Objective:
Repeat, line for line, the entries printed below.

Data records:

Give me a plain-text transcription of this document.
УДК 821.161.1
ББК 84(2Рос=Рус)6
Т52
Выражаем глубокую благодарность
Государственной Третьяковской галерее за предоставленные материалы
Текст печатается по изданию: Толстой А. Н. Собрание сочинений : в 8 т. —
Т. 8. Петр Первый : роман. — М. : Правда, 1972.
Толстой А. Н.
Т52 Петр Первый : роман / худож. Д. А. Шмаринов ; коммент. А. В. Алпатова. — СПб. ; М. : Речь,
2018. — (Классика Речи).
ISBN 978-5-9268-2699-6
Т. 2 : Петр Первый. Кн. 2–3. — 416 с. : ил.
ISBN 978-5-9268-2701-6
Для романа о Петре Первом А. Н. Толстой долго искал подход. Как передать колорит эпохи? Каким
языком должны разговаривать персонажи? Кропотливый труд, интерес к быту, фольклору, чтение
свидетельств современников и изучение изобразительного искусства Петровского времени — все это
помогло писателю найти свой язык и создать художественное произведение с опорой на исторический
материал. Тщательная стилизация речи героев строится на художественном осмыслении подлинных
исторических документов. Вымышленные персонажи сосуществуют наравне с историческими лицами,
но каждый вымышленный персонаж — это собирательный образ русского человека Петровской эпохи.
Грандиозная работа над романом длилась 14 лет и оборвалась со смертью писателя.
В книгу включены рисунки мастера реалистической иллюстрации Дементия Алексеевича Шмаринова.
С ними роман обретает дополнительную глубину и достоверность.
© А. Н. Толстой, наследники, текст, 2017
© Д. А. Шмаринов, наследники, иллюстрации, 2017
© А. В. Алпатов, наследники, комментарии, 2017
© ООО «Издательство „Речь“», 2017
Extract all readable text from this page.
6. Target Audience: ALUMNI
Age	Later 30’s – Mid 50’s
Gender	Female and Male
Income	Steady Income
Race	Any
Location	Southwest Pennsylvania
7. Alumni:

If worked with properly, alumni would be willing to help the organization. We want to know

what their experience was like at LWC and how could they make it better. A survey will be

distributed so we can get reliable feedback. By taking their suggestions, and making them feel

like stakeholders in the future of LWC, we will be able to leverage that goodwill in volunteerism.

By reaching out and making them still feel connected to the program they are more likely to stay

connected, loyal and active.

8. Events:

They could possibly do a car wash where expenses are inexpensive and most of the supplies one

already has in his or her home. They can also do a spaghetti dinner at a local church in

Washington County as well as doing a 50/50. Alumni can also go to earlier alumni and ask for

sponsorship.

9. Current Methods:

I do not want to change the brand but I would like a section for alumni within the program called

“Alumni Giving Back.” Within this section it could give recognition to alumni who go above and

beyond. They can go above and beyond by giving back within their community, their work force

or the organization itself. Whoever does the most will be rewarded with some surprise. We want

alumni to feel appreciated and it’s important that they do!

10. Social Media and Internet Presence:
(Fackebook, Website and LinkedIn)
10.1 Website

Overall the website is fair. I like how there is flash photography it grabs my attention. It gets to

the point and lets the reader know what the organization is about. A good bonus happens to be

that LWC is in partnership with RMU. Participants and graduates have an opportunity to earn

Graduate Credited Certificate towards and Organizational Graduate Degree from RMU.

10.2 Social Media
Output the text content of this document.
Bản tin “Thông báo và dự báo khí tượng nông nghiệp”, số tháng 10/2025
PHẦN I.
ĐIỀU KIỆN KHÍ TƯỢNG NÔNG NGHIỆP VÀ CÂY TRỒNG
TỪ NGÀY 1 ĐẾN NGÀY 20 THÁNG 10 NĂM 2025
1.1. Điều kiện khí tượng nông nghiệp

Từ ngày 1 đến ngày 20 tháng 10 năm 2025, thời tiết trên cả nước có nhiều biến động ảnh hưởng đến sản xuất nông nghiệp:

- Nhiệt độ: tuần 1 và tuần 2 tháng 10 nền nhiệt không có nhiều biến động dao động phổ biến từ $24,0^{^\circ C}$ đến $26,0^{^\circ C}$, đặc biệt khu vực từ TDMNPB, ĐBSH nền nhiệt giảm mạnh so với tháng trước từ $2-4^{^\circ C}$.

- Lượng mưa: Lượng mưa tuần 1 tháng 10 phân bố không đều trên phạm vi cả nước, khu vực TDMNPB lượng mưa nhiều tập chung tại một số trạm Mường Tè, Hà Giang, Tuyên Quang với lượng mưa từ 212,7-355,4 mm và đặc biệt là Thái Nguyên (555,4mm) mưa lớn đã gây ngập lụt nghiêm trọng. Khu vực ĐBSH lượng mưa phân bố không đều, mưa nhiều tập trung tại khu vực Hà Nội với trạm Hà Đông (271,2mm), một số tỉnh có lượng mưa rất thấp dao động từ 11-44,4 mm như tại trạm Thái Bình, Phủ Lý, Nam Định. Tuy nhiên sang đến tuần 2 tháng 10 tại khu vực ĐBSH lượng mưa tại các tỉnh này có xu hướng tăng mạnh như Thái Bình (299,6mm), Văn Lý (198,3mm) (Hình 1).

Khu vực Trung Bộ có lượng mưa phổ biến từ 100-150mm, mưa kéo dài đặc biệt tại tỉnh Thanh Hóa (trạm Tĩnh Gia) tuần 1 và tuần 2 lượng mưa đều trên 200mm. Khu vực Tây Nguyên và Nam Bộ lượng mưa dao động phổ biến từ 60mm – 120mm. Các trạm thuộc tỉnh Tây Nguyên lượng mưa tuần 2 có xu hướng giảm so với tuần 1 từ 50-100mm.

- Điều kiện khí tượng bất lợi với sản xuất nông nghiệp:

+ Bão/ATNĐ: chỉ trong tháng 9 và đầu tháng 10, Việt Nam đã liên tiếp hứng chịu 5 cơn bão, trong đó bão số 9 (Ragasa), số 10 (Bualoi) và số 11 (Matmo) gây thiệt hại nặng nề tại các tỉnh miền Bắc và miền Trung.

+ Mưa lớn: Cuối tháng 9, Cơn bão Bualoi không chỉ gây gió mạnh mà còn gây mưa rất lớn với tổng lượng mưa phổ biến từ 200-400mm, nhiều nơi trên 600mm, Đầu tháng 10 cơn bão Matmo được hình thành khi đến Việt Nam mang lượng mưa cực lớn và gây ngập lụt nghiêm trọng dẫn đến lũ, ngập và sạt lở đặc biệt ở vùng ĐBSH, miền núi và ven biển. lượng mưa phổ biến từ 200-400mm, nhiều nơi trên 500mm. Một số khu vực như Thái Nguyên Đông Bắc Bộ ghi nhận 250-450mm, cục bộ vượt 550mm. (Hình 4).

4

Task result:
Give me a plain-text transcription of this document.
УДК 821.161.1
ББК 84(2Рос=Рус)6
Т52
Выражаем глубокую благодарность
Государственной Третьяковской галерее за предоставленные материалы
Текст печатается по изданию: Толстой А. Н. Собрание сочинений : в 8 т. —
Т. 8. Петр Первый : роман. — М. : Правда, 1972.
Толстой А. Н.
Т52 Петр Первый : роман / худож. Д. А. Шмаринов ; коммент. А. В. Алпатова. — СПб. ; М. : Речь,
2018. — (Классика Речи).
ISBN 978-5-9268-2699-6
Т. 2 : Петр Первый. Кн. 2–3. — 416 с. : ил.
ISBN 978-5-9268-2701-6
Для романа о Петре Первом А. Н. Толстой долго искал подход. Как передать колорит эпохи? Каким
языком должны разговаривать персонажи? Кропотливый труд, интерес к быту, фольклору, чтение
свидетельств современников и изучение изобразительного искусства Петровского времени — все это
помогло писателю найти свой язык и создать художественное произведение с опорой на исторический
материал. Тщательная стилизация речи героев строится на художественном осмыслении подлинных
исторических документов. Вымышленные персонажи сосуществуют наравне с историческими лицами,
но каждый вымышленный персонаж — это собирательный образ русского человека Петровской эпохи.
Грандиозная работа над романом длилась 14 лет и оборвалась со смертью писателя.
В книгу включены рисунки мастера реалистической иллюстрации Дементия Алексеевича Шмаринова.
С ними роман обретает дополнительную глубину и достоверность.
© А. Н. Толстой, наследники, текст, 2017
© Д. А. Шмаринов, наследники, иллюстрации, 2017
© А. В. Алпатов, наследники, комментарии, 2017
© ООО «Издательство „Речь“», 2017
Extract all readable text from this page.
6. Target Audience: ALUMNI
Age	Later 30’s – Mid 50’s
Gender	Female and Male
Income	Steady Income
Race	Any
Location	Southwest Pennsylvania
7. Alumni:

If worked with properly, alumni would be willing to help the organization. We want to know

what their experience was like at LWC and how could they make it better. A survey will be

distributed so we can get reliable feedback. By taking their suggestions, and making them feel

like stakeholders in the future of LWC, we will be able to leverage that goodwill in volunteerism.

By reaching out and making them still feel connected to the program they are more likely to stay

connected, loyal and active.

8. Events:

They could possibly do a car wash where expenses are inexpensive and most of the supplies one

already has in his or her home. They can also do a spaghetti dinner at a local church in

Washington County as well as doing a 50/50. Alumni can also go to earlier alumni and ask for

sponsorship.

9. Current Methods:

I do not want to change the brand but I would like a section for alumni within the program called

“Alumni Giving Back.” Within this section it could give recognition to alumni who go above and

beyond. They can go above and beyond by giving back within their community, their work force

or the organization itself. Whoever does the most will be rewarded with some surprise. We want

alumni to feel appreciated and it’s important that they do!

10. Social Media and Internet Presence:
(Fackebook, Website and LinkedIn)
10.1 Website

Overall the website is fair. I like how there is flash photography it grabs my attention. It gets to

the point and lets the reader know what the organization is about. A good bonus happens to be

that LWC is in partnership with RMU. Participants and graduates have an opportunity to earn

Graduate Credited Certificate towards and Organizational Graduate Degree from RMU.

10.2 Social Media
Output the text content of this document.
Bản tin “Thông báo và dự báo khí tượng nông nghiệp”, số tháng 10/2025
PHẦN I.
ĐIỀU KIỆN KHÍ TƯỢNG NÔNG NGHIỆP VÀ CÂY TRỒNG
TỪ NGÀY 1 ĐẾN NGÀY 20 THÁNG 10 NĂM 2025
1.1. Điều kiện khí tượng nông nghiệp

Từ ngày 1 đến ngày 20 tháng 10 năm 2025, thời tiết trên cả nước có nhiều biến động ảnh hưởng đến sản xuất nông nghiệp:

- Nhiệt độ: tuần 1 và tuần 2 tháng 10 nền nhiệt không có nhiều biến động dao động phổ biến từ $24,0^{^\circ C}$ đến $26,0^{^\circ C}$, đặc biệt khu vực từ TDMNPB, ĐBSH nền nhiệt giảm mạnh so với tháng trước từ $2-4^{^\circ C}$.

- Lượng mưa: Lượng mưa tuần 1 tháng 10 phân bố không đều trên phạm vi cả nước, khu vực TDMNPB lượng mưa nhiều tập chung tại một số trạm Mường Tè, Hà Giang, Tuyên Quang với lượng mưa từ 212,7-355,4 mm và đặc biệt là Thái Nguyên (555,4mm) mưa lớn đã gây ngập lụt nghiêm trọng. Khu vực ĐBSH lượng mưa phân bố không đều, mưa nhiều tập trung tại khu vực Hà Nội với trạm Hà Đông (271,2mm), một số tỉnh có lượng mưa rất thấp dao động từ 11-44,4 mm như tại trạm Thái Bình, Phủ Lý, Nam Định. Tuy nhiên sang đến tuần 2 tháng 10 tại khu vực ĐBSH lượng mưa tại các tỉnh này có xu hướng tăng mạnh như Thái Bình (299,6mm), Văn Lý (198,3mm) (Hình 1).

Khu vực Trung Bộ có lượng mưa phổ biến từ 100-150mm, mưa kéo dài đặc biệt tại tỉnh Thanh Hóa (trạm Tĩnh Gia) tuần 1 và tuần 2 lượng mưa đều trên 200mm. Khu vực Tây Nguyên và Nam Bộ lượng mưa dao động phổ biến từ 60mm – 120mm. Các trạm thuộc tỉnh Tây Nguyên lượng mưa tuần 2 có xu hướng giảm so với tuần 1 từ 50-100mm.

- Điều kiện khí tượng bất lợi với sản xuất nông nghiệp:

+ Bão/ATNĐ: chỉ trong tháng 9 và đầu tháng 10, Việt Nam đã liên tiếp hứng chịu 5 cơn bão, trong đó bão số 9 (Ragasa), số 10 (Bualoi) và số 11 (Matmo) gây thiệt hại nặng nề tại các tỉnh miền Bắc và miền Trung.

+ Mưa lớn: Cuối tháng 9, Cơn bão Bualoi không chỉ gây gió mạnh mà còn gây mưa rất lớn với tổng lượng mưa phổ biến từ 200-400mm, nhiều nơi trên 600mm, Đầu tháng 10 cơn bão Matmo được hình thành khi đến Việt Nam mang lượng mưa cực lớn và gây ngập lụt nghiêm trọng dẫn đến lũ, ngập và sạt lở đặc biệt ở vùng ĐBSH, miền núi và ven biển. lượng mưa phổ biến từ 200-400mm, nhiều nơi trên 500mm. Một số khu vực như Thái Nguyên Đông Bắc Bộ ghi nhận 250-450mm, cục bộ vượt 550mm. (Hình 4).

4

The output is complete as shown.